Vorgegebener Text:
^^^^^^^^

Gleichzeitig attestiert er der DFL ernsthafte Absichten sich zukünftig mit extrem hohen Ablösesummen, Gehältern und Beraterhonoraren auseinandersetzen zu wollen. Da könne die Coronakrise ein Anfang sein. Aber er gibt auch zu bedenken, dass ein Kurswechsel nur in europäischer Absprache funktionieren könnte.
Philipp May: 15.30 Uhr, Dortmund Schalke Revierderby – mehr Emotionen gibt es normalerweise nicht in der Liga. Freuen Sie sich drauf?
Manfred Breuckmann: Nein. Also ich muss es erklären. Natürlich habe ich Entzugserscheinungen, natürlich bin ich immer noch Fußballfan. Aber auf diese Geisterspiele bin ich vielleicht neugierig, aber die große Freude stellt sich da nicht ein, weil ich ja so ungefähr weiß, wie das laufen wird, wie öde das ablaufen wird. Wir haben das ja schon gesehen, als Borussia Mönchengladbach gegen den 1. FC Köln spielte und dann ein paar Tage später Borussia Dortmund bei Paris Saint-Germain zu Gast gewesen ist. Wenn da erst mal zwei, drei Spieltage absolviert sind, dann wird man feststellen, mein Gott, das ist langweilig – vielleicht aber auch nicht, ich lasse mich mal überraschen. Aber ich bin in erster Linie nur neugierig.
May: Man kann sich ja möglicherweise auch dran gewöhnen und konzentriert sich dann wirklich auf die spielerischen Feinheiten auf dem Platz.

^^^^^^^^

Arbeitsanweisungen:
1 > Wiederhole bitte die Zeilen der Auflistung unverändert, beginnend mit der Zeile, die „tools-menu-item-13[interactable]: Vagrant▸ —“ enthält, und endend mit der letzten Zeile der Auflistung.
2 > Schreib das Interview zum Revierderby nach seinem letzten Satz weiter.

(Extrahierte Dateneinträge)
^^^^^^^^

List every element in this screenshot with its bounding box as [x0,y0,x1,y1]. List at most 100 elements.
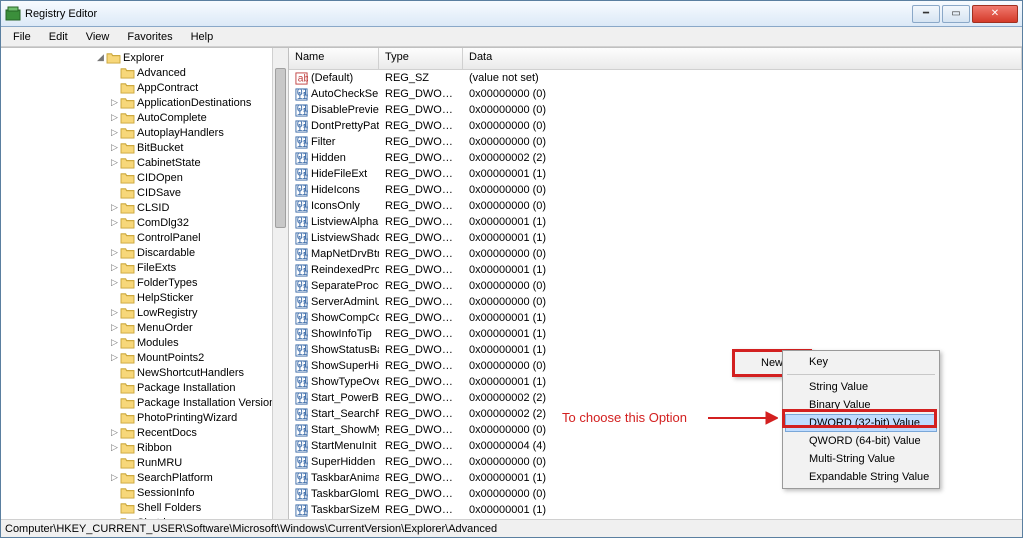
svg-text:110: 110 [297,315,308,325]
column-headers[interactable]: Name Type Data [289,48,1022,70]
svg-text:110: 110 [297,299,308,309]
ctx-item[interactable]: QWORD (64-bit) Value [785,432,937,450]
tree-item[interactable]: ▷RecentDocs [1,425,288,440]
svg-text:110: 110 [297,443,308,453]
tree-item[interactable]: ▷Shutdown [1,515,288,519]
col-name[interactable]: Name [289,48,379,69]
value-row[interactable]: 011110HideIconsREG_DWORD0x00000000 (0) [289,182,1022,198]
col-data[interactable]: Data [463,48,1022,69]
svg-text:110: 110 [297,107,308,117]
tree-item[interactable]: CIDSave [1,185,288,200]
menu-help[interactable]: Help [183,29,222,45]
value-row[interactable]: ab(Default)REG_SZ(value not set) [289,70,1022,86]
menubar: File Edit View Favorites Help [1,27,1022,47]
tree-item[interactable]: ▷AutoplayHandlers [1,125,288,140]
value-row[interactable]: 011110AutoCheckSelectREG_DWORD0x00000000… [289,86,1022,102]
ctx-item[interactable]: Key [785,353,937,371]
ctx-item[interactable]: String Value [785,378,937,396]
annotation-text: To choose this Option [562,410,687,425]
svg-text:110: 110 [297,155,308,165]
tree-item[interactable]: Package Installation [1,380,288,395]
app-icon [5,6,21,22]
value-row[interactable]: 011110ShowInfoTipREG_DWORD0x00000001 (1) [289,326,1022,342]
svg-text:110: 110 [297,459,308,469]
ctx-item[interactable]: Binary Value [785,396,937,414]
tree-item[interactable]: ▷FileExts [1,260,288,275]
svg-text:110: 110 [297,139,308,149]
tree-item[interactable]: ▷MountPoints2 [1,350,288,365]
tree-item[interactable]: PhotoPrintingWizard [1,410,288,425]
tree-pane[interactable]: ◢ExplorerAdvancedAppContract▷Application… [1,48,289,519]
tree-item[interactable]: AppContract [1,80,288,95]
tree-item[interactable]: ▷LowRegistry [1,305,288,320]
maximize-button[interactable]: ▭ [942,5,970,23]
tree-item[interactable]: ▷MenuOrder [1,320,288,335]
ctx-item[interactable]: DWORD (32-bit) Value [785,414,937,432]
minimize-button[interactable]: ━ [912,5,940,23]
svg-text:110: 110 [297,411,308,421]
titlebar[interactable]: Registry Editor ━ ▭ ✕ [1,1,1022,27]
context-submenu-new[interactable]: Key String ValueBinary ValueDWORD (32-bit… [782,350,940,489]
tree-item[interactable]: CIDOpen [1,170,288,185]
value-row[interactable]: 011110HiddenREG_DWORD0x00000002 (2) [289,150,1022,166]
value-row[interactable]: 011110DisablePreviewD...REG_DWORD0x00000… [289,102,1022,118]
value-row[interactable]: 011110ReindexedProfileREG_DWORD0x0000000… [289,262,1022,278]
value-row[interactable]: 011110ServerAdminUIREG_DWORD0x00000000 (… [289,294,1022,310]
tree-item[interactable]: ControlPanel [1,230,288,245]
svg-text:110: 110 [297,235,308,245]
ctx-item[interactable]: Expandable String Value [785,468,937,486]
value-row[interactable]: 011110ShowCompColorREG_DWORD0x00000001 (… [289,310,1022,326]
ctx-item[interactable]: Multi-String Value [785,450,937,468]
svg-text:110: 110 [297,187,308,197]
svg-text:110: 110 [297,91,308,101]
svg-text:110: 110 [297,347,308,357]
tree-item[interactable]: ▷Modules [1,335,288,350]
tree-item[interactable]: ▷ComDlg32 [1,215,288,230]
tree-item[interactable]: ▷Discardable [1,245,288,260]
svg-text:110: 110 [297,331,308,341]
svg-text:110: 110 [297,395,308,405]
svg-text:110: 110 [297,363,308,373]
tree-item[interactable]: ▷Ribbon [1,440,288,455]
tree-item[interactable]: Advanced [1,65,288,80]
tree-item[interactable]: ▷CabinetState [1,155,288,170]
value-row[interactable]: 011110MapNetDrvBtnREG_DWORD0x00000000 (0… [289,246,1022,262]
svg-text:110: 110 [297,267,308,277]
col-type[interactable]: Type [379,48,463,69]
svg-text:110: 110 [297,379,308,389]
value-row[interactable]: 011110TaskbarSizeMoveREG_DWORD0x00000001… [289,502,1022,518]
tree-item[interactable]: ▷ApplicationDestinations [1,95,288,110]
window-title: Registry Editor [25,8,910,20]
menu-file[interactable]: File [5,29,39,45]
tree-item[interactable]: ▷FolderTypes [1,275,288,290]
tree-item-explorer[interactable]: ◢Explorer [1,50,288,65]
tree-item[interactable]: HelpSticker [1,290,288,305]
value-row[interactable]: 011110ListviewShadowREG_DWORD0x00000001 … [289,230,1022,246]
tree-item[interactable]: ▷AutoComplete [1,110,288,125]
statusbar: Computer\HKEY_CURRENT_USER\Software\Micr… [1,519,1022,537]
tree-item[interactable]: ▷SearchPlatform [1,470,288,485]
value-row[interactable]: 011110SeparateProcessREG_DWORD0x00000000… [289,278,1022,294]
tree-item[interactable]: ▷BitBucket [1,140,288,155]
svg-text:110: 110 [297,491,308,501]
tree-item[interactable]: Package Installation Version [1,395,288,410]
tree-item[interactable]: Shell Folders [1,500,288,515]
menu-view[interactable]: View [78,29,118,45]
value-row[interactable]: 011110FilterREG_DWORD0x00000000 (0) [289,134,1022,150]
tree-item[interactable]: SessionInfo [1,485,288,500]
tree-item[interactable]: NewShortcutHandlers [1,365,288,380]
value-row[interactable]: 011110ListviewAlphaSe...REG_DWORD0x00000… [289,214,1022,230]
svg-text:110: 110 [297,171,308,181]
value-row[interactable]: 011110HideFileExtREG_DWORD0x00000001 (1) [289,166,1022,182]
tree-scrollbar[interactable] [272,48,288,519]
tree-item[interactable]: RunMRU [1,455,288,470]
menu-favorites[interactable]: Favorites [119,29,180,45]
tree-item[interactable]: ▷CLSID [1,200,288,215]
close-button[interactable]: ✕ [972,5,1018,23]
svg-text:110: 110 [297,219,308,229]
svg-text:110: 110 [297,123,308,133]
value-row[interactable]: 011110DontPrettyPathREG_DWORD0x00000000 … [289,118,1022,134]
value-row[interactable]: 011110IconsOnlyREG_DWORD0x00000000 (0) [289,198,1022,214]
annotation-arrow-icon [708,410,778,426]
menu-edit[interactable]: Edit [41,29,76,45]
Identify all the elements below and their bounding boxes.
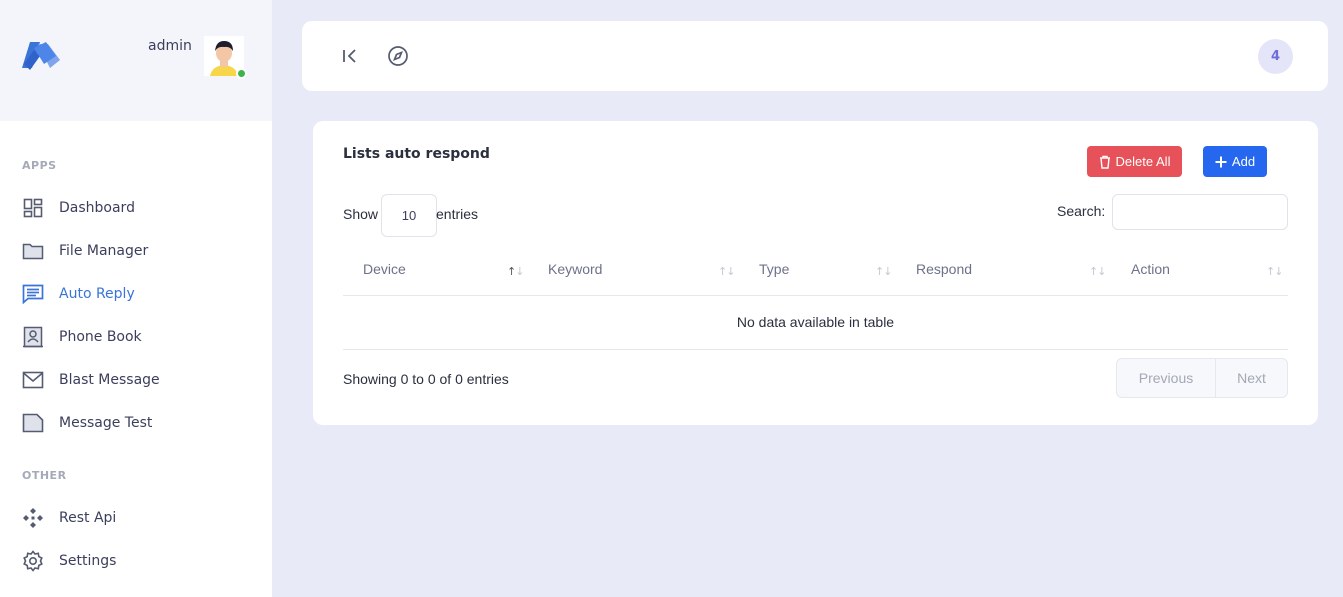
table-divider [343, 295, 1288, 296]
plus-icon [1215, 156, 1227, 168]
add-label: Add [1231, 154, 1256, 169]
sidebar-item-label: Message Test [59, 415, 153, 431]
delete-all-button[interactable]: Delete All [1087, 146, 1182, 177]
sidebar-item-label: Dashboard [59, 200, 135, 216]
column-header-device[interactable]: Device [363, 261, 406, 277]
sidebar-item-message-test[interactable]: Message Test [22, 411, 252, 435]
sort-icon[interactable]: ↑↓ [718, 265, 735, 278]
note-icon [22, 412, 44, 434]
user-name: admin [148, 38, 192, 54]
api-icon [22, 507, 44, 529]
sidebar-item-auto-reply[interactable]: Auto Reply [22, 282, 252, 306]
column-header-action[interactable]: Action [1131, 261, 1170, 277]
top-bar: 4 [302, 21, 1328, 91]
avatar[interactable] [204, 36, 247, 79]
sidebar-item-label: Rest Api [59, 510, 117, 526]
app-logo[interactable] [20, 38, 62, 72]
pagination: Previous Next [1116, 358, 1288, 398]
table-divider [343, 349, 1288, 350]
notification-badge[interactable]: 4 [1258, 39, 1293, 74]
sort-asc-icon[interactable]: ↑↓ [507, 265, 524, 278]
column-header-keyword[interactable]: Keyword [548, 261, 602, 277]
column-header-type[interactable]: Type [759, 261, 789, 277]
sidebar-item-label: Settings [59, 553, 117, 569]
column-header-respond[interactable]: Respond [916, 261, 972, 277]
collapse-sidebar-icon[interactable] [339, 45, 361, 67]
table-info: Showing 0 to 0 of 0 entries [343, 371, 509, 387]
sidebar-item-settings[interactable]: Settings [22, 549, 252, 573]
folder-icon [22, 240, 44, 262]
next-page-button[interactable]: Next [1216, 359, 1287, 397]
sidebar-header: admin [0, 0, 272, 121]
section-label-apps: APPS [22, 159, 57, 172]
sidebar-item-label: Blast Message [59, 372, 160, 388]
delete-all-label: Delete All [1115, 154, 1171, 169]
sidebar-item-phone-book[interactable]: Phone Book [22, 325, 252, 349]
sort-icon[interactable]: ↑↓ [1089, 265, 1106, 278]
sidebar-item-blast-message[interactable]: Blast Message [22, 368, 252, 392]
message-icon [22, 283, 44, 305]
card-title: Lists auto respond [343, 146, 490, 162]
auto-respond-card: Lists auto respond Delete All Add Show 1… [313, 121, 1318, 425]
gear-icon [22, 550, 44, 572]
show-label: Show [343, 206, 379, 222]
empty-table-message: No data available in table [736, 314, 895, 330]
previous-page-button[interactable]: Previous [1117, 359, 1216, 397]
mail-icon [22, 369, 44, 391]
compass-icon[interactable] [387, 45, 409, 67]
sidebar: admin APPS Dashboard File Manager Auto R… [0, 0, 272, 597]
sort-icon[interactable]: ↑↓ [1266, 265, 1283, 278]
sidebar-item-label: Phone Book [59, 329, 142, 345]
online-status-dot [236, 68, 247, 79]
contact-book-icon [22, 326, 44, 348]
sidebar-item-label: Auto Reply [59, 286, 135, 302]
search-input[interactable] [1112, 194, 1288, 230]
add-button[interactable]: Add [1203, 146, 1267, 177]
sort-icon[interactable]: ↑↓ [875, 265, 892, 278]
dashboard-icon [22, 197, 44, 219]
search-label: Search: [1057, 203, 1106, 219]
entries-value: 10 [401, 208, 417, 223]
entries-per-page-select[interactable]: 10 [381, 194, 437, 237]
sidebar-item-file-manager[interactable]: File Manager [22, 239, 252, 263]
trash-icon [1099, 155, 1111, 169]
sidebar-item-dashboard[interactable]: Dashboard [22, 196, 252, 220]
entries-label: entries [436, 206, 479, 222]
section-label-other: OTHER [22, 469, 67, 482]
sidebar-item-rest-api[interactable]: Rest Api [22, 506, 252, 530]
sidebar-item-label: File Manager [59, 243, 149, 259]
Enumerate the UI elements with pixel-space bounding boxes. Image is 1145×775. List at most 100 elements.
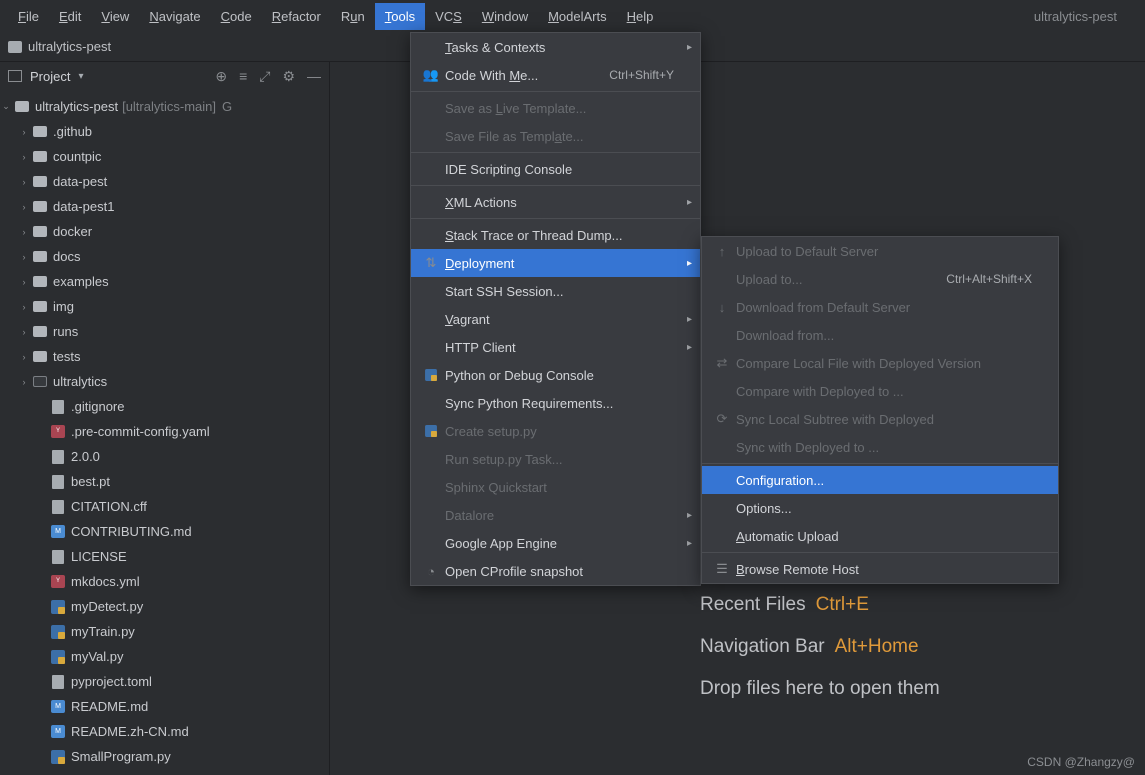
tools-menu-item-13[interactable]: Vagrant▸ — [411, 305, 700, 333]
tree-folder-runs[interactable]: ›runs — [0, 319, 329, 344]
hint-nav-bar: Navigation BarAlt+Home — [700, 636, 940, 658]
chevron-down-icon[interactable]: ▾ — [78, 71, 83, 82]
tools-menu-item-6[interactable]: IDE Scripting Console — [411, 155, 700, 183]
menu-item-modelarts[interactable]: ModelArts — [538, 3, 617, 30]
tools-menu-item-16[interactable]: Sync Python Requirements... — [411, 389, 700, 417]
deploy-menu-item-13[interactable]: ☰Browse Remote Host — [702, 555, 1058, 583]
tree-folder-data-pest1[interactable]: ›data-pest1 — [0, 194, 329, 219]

^^^^^^^^

Antworten pro Aufgabe:
1 >
tools-menu-item-13[interactable]: Vagrant▸ — [411, 305, 700, 333]
tree-folder-runs[interactable]: ›runs — [0, 319, 329, 344]
hint-nav-bar: Navigation BarAlt+Home — [700, 636, 940, 658]
chevron-down-icon[interactable]: ▾ — [78, 71, 83, 82]
tools-menu-item-6[interactable]: IDE Scripting Console — [411, 155, 700, 183]
menu-item-modelarts[interactable]: ModelArts — [538, 3, 617, 30]
tools-menu-item-16[interactable]: Sync Python Requirements... — [411, 389, 700, 417]
deploy-menu-item-13[interactable]: ☰Browse Remote Host — [702, 555, 1058, 583]
tree-folder-data-pest1[interactable]: ›data-pest1 — [0, 194, 329, 219]

2 >
Breuckmann: Ja, da wird es zum Beispiel auch für die Mannschaften sehr drauf ankommen. Es haben sich ja viele die Frage gestellt: Wie geht das denn jetzt aus? Spielen die jetzt immer sieben zu sechs, oder eher so schlimm, null zu null? Wer profitiert von dieser Situation, die, die fitter sind, die die größte Mentalität haben, die individuell Besseren? Es wird für die Trainer und auch für die Psychologen, manche Vereine haben ja Psychologen, darauf ankommen, dass sich bei den Spielern nicht im Kopf festsetzt, das ist so eine Art Training, nur zu Matchbedingungen. Das ist ja auch schon Christoph Kramer von Borussia Mönchengladbach damals aufgefallen, dass er sich fühlte wie im Training – aber es war ernst.
May: Und das heißt, wer wird dann davon profitieren?
Breuckmann: Ich glaube, dass die, die die individuell besseren Spieler haben, davon profitieren werden, und ich glaube auch, dass der Heimvorteil zwar nicht so richtig aufgehoben ist, dass er aber nicht mehr so viel zählt wie sonst. Man muss sich doch vorstellen, bei diesem Derby zum Beispiel Dortmund gegen Schalke – da sitzen oder stehen 25.000 auf der Südtribüne, peitschen die Mannschaft nach vorne. Am Sonntag spielt an der alten Försterei Union Berlin gegen Bayern München: Da hätten die Bayern sicherlich keine Angst vor diesem Publikum, aber es hätte sie eventuell beeindruckt.
May: Ein zwölfter Mann hätte schon geholfen gegen die Bayern.
Breuckmann: Ja, ja, schade eigentlich, ne?
"Extrawurst für diesen Profifußball"
May: Ja. Jetzt kommen wir mal auf die öffentliche Stimmung, das öffentliche Meinungsbild. Eine deutliche Mehrheit in Deutschland ist gegen die Fortsetzung der Bundesliga unter Corona-Bedingungen. Können Sie das nachvollziehen?
Breuckmann: Ich kann das nachvollziehen, wenn ich mir die Entwicklung des Fußballs in den letzten Jahrzehnten angucke. Da haben doch mittlerweile einige den Eindruck, es handelt sich hier um eine Ansammlung von gierigen Schnöseln, die zusammen mit eiskalten Geschäftsleuten dafür sorgen, dass die Emotionen in manchen Zusammenhängen nur noch vorgetäuscht werden.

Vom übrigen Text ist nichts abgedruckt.